(Dataset rows)
○ ○ ○

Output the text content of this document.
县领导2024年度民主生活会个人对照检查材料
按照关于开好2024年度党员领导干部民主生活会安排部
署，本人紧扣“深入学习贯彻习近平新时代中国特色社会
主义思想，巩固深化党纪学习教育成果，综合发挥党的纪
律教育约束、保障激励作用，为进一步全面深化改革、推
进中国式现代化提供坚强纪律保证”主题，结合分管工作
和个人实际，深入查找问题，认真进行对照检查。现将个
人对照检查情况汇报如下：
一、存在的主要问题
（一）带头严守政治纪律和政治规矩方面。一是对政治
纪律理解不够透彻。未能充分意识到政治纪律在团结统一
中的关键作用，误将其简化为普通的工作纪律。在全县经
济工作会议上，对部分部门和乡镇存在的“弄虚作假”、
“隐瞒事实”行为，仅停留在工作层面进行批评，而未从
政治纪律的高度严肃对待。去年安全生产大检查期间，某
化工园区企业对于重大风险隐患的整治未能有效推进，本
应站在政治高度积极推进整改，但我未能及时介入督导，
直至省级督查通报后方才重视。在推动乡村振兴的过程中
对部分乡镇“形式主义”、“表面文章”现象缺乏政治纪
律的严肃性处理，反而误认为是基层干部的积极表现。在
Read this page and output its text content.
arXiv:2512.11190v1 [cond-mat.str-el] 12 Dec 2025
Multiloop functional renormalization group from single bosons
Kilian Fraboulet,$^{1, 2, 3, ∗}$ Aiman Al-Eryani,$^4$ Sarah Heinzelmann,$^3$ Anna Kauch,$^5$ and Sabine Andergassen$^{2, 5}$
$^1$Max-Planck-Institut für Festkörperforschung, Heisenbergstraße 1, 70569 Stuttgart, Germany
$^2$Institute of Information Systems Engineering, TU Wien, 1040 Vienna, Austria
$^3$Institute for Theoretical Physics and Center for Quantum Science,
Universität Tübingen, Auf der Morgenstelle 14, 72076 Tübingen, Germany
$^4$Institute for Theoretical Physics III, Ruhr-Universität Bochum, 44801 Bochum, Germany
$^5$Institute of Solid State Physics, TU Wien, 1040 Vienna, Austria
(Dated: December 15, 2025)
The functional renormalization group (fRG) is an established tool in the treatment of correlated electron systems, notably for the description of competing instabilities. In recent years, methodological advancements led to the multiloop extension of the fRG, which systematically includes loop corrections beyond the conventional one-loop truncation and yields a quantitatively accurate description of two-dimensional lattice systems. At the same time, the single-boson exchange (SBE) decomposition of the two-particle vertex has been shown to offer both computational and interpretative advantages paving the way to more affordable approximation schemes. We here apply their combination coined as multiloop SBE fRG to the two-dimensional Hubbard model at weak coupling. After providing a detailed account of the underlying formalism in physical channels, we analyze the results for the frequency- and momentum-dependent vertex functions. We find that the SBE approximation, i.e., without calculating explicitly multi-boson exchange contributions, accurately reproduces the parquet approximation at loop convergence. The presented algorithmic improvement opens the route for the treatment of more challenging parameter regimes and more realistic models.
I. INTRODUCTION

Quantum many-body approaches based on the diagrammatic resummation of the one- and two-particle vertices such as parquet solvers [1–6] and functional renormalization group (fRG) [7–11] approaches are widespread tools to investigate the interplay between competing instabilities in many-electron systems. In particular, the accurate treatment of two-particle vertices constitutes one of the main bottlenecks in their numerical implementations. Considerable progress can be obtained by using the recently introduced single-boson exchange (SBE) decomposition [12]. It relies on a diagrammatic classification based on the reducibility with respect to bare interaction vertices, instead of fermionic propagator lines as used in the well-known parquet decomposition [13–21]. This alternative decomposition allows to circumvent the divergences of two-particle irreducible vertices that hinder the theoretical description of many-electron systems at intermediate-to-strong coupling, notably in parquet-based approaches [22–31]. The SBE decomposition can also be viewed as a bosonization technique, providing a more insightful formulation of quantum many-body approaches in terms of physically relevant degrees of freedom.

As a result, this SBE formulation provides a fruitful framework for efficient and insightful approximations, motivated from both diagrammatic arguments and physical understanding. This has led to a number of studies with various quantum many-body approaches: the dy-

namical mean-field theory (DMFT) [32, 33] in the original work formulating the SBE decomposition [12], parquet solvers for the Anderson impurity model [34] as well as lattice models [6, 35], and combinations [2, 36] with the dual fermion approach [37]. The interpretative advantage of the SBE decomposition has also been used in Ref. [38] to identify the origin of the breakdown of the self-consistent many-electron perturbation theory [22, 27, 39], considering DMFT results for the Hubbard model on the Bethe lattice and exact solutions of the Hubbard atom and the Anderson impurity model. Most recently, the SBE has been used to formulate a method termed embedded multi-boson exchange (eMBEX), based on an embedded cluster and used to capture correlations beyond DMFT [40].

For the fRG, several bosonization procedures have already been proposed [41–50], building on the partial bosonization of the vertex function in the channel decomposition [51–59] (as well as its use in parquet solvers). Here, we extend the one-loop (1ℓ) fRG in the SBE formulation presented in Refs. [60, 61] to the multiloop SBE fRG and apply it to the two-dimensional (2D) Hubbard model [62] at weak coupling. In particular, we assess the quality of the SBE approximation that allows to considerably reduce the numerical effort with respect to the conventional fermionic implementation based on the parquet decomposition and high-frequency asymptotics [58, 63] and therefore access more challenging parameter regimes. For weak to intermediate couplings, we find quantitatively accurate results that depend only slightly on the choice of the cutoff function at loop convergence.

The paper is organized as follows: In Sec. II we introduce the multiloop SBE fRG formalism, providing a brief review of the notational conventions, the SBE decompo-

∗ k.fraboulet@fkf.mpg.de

○ ○ ○

YOUR TASK: Every entry above should be retyped exactly as shown.

REPLY TO THE TASK:
Output the text content of this document.
县领导2024年度民主生活会个人对照检查材料
按照关于开好2024年度党员领导干部民主生活会安排部
署，本人紧扣“深入学习贯彻习近平新时代中国特色社会
主义思想，巩固深化党纪学习教育成果，综合发挥党的纪
律教育约束、保障激励作用，为进一步全面深化改革、推
进中国式现代化提供坚强纪律保证”主题，结合分管工作
和个人实际，深入查找问题，认真进行对照检查。现将个
人对照检查情况汇报如下：
一、存在的主要问题
（一）带头严守政治纪律和政治规矩方面。一是对政治
纪律理解不够透彻。未能充分意识到政治纪律在团结统一
中的关键作用，误将其简化为普通的工作纪律。在全县经
济工作会议上，对部分部门和乡镇存在的“弄虚作假”、
“隐瞒事实”行为，仅停留在工作层面进行批评，而未从
政治纪律的高度严肃对待。去年安全生产大检查期间，某
化工园区企业对于重大风险隐患的整治未能有效推进，本
应站在政治高度积极推进整改，但我未能及时介入督导，
直至省级督查通报后方才重视。在推动乡村振兴的过程中
对部分乡镇“形式主义”、“表面文章”现象缺乏政治纪
律的严肃性处理，反而误认为是基层干部的积极表现。在
Read this page and output its text content.
arXiv:2512.11190v1 [cond-mat.str-el] 12 Dec 2025
Multiloop functional renormalization group from single bosons
Kilian Fraboulet,$^{1, 2, 3, ∗}$ Aiman Al-Eryani,$^4$ Sarah Heinzelmann,$^3$ Anna Kauch,$^5$ and Sabine Andergassen$^{2, 5}$
$^1$Max-Planck-Institut für Festkörperforschung, Heisenbergstraße 1, 70569 Stuttgart, Germany
$^2$Institute of Information Systems Engineering, TU Wien, 1040 Vienna, Austria
$^3$Institute for Theoretical Physics and Center for Quantum Science,
Universität Tübingen, Auf der Morgenstelle 14, 72076 Tübingen, Germany
$^4$Institute for Theoretical Physics III, Ruhr-Universität Bochum, 44801 Bochum, Germany
$^5$Institute of Solid State Physics, TU Wien, 1040 Vienna, Austria
(Dated: December 15, 2025)
The functional renormalization group (fRG) is an established tool in the treatment of correlated electron systems, notably for the description of competing instabilities. In recent years, methodological advancements led to the multiloop extension of the fRG, which systematically includes loop corrections beyond the conventional one-loop truncation and yields a quantitatively accurate description of two-dimensional lattice systems. At the same time, the single-boson exchange (SBE) decomposition of the two-particle vertex has been shown to offer both computational and interpretative advantages paving the way to more affordable approximation schemes. We here apply their combination coined as multiloop SBE fRG to the two-dimensional Hubbard model at weak coupling. After providing a detailed account of the underlying formalism in physical channels, we analyze the results for the frequency- and momentum-dependent vertex functions. We find that the SBE approximation, i.e., without calculating explicitly multi-boson exchange contributions, accurately reproduces the parquet approximation at loop convergence. The presented algorithmic improvement opens the route for the treatment of more challenging parameter regimes and more realistic models.
I. INTRODUCTION

Quantum many-body approaches based on the diagrammatic resummation of the one- and two-particle vertices such as parquet solvers [1–6] and functional renormalization group (fRG) [7–11] approaches are widespread tools to investigate the interplay between competing instabilities in many-electron systems. In particular, the accurate treatment of two-particle vertices constitutes one of the main bottlenecks in their numerical implementations. Considerable progress can be obtained by using the recently introduced single-boson exchange (SBE) decomposition [12]. It relies on a diagrammatic classification based on the reducibility with respect to bare interaction vertices, instead of fermionic propagator lines as used in the well-known parquet decomposition [13–21]. This alternative decomposition allows to circumvent the divergences of two-particle irreducible vertices that hinder the theoretical description of many-electron systems at intermediate-to-strong coupling, notably in parquet-based approaches [22–31]. The SBE decomposition can also be viewed as a bosonization technique, providing a more insightful formulation of quantum many-body approaches in terms of physically relevant degrees of freedom.

As a result, this SBE formulation provides a fruitful framework for efficient and insightful approximations, motivated from both diagrammatic arguments and physical understanding. This has led to a number of studies with various quantum many-body approaches: the dy-

namical mean-field theory (DMFT) [32, 33] in the original work formulating the SBE decomposition [12], parquet solvers for the Anderson impurity model [34] as well as lattice models [6, 35], and combinations [2, 36] with the dual fermion approach [37]. The interpretative advantage of the SBE decomposition has also been used in Ref. [38] to identify the origin of the breakdown of the self-consistent many-electron perturbation theory [22, 27, 39], considering DMFT results for the Hubbard model on the Bethe lattice and exact solutions of the Hubbard atom and the Anderson impurity model. Most recently, the SBE has been used to formulate a method termed embedded multi-boson exchange (eMBEX), based on an embedded cluster and used to capture correlations beyond DMFT [40].

For the fRG, several bosonization procedures have already been proposed [41–50], building on the partial bosonization of the vertex function in the channel decomposition [51–59] (as well as its use in parquet solvers). Here, we extend the one-loop (1ℓ) fRG in the SBE formulation presented in Refs. [60, 61] to the multiloop SBE fRG and apply it to the two-dimensional (2D) Hubbard model [62] at weak coupling. In particular, we assess the quality of the SBE approximation that allows to considerably reduce the numerical effort with respect to the conventional fermionic implementation based on the parquet decomposition and high-frequency asymptotics [58, 63] and therefore access more challenging parameter regimes. For weak to intermediate couplings, we find quantitatively accurate results that depend only slightly on the choice of the cutoff function at loop convergence.

The paper is organized as follows: In Sec. II we introduce the multiloop SBE fRG formalism, providing a brief review of the notational conventions, the SBE decompo-

∗ k.fraboulet@fkf.mpg.de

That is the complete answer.